● **Text section**:
******************************

Now call me crazy, but that seems the opposite of comforting, because falling in 55-degree water, in the dark, with hundreds of boats buzzing around piloted by tipsy captains sounds more dangerous than playing Frogger at the Indy 500.
But then, maybe I’m looking at it all wrong, at least judging from Flamson’s final words of advice for hopeful Boat Parade skippers.
“I always say, you have one drink to calm the nerves and then you go out,” he says. I’m going to assume he meant the “one” in that sentence quite literally. But more importantly, when he told me that, it hit me that this may be where my whole Christmas Boat Parade dreams went wrong: My dad didn’t drink.
2013 Christmas Boat Parade Vitals
Starts at 6:30 p.m. and ends at approximately 9 p.m.
The parade starts and ends off Bay Island.
Theme: Rockin’ Around the Christmas Tree!
Fireworks? Oh, yeah. A fireworks show will take place at 6:15 p.m. on the opening and closing nights, launching from the Balboa Pier.
949.729.4400 :: christmasboatparade.com
A Quick History of the Newport Beach Boat Parade
1908: On July 4, John Scarpa, an Italian gondolier who moved to the area a few years prior, decorates his gondola with Japanese lanterns and leads a small procession of eight canoes that do the same. The first lighted boat parade of the area is born.
1913: Scarpa is at it again, this time naming the event the Illuminated Water Parade (don’t ask us why it took five years to come up with that). This time, however, the boats are judged, with prizes going to the best-decorated and best-lighted boats.
1914: The parade grows larger, still happening on July 4.

******************************

● **Given information**:
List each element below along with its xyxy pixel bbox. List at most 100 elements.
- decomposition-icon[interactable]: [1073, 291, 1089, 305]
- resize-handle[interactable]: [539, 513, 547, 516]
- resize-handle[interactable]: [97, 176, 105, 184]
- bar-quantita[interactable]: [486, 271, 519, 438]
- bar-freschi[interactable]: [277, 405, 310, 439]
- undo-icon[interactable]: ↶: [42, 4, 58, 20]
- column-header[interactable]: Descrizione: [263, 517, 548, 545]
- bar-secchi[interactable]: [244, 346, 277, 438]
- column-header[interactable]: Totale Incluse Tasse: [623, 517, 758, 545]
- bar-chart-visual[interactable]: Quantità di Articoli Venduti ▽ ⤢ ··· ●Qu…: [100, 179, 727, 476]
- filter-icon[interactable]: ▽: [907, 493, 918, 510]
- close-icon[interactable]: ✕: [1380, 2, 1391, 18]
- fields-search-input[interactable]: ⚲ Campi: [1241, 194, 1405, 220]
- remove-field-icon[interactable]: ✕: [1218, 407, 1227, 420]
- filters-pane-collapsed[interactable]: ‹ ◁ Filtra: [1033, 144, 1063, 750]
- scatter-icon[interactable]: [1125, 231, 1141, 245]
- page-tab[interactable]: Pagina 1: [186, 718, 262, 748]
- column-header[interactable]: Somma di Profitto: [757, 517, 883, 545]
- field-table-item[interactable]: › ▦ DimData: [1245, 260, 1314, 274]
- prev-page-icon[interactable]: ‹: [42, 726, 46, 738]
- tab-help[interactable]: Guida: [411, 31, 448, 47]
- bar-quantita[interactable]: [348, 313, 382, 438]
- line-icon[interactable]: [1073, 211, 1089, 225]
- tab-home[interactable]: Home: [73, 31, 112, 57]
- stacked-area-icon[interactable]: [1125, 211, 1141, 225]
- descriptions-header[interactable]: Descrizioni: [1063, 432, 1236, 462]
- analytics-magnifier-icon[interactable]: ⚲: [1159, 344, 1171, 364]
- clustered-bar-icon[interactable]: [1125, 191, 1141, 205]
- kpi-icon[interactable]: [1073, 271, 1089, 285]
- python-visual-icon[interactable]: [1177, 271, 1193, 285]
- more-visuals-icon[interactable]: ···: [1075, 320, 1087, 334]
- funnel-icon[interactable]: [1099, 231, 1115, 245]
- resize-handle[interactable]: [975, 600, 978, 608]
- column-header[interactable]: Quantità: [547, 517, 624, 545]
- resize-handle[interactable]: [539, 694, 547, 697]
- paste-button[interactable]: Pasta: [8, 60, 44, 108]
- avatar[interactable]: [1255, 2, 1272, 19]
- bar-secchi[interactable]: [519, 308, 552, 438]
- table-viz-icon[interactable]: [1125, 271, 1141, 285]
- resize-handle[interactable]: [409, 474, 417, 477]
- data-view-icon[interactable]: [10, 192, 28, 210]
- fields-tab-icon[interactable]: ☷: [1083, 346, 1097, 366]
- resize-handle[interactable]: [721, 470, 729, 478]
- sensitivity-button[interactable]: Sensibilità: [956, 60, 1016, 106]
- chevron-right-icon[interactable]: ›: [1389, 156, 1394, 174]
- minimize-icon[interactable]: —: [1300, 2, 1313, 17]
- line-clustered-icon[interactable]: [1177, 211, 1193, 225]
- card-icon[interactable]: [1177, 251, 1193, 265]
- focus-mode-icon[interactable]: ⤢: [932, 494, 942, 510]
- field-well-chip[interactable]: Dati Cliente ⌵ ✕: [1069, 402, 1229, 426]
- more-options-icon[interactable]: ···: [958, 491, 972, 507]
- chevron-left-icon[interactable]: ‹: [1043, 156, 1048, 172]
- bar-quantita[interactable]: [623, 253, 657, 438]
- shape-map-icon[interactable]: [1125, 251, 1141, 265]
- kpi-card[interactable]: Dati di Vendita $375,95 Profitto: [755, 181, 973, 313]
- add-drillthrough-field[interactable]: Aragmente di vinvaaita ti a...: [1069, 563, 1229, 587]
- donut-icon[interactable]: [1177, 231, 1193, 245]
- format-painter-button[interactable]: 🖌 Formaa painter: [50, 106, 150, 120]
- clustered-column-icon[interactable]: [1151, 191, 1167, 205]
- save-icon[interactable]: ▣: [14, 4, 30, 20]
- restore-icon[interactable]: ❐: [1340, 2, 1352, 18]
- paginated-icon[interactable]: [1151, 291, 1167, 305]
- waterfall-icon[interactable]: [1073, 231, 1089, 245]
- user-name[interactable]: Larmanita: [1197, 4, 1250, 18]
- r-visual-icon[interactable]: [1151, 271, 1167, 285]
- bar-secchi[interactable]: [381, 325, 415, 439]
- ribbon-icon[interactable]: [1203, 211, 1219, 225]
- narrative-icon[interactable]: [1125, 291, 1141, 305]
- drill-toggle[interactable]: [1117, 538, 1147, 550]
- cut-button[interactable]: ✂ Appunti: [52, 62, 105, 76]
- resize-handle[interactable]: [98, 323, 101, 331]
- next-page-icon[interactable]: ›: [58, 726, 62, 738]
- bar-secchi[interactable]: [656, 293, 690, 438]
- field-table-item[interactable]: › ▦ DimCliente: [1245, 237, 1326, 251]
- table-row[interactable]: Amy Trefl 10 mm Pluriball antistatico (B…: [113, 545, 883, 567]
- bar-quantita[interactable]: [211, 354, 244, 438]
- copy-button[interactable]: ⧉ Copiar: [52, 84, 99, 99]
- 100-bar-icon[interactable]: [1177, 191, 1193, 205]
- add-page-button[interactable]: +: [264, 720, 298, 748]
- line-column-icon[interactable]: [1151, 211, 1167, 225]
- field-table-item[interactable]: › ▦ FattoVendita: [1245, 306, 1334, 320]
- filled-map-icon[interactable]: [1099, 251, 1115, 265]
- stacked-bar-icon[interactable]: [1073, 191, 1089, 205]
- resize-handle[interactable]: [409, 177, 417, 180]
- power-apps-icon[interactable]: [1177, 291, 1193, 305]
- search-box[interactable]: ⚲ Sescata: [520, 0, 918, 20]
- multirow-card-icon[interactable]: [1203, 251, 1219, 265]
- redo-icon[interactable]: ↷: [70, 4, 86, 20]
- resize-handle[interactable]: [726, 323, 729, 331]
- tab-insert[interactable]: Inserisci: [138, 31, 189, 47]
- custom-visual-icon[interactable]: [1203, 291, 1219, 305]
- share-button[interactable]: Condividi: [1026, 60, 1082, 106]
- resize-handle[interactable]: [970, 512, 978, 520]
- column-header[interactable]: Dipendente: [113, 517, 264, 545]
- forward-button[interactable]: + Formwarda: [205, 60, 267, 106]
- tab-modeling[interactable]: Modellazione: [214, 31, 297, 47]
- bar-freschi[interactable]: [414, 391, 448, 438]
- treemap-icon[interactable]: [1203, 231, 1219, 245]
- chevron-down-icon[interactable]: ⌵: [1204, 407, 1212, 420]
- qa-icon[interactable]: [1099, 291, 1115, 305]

******************************

● **Work instruction**: In the Newport Beach boat parade text, where does the fireworks show launch from?

● **Expected answer**: The Balboa Pier.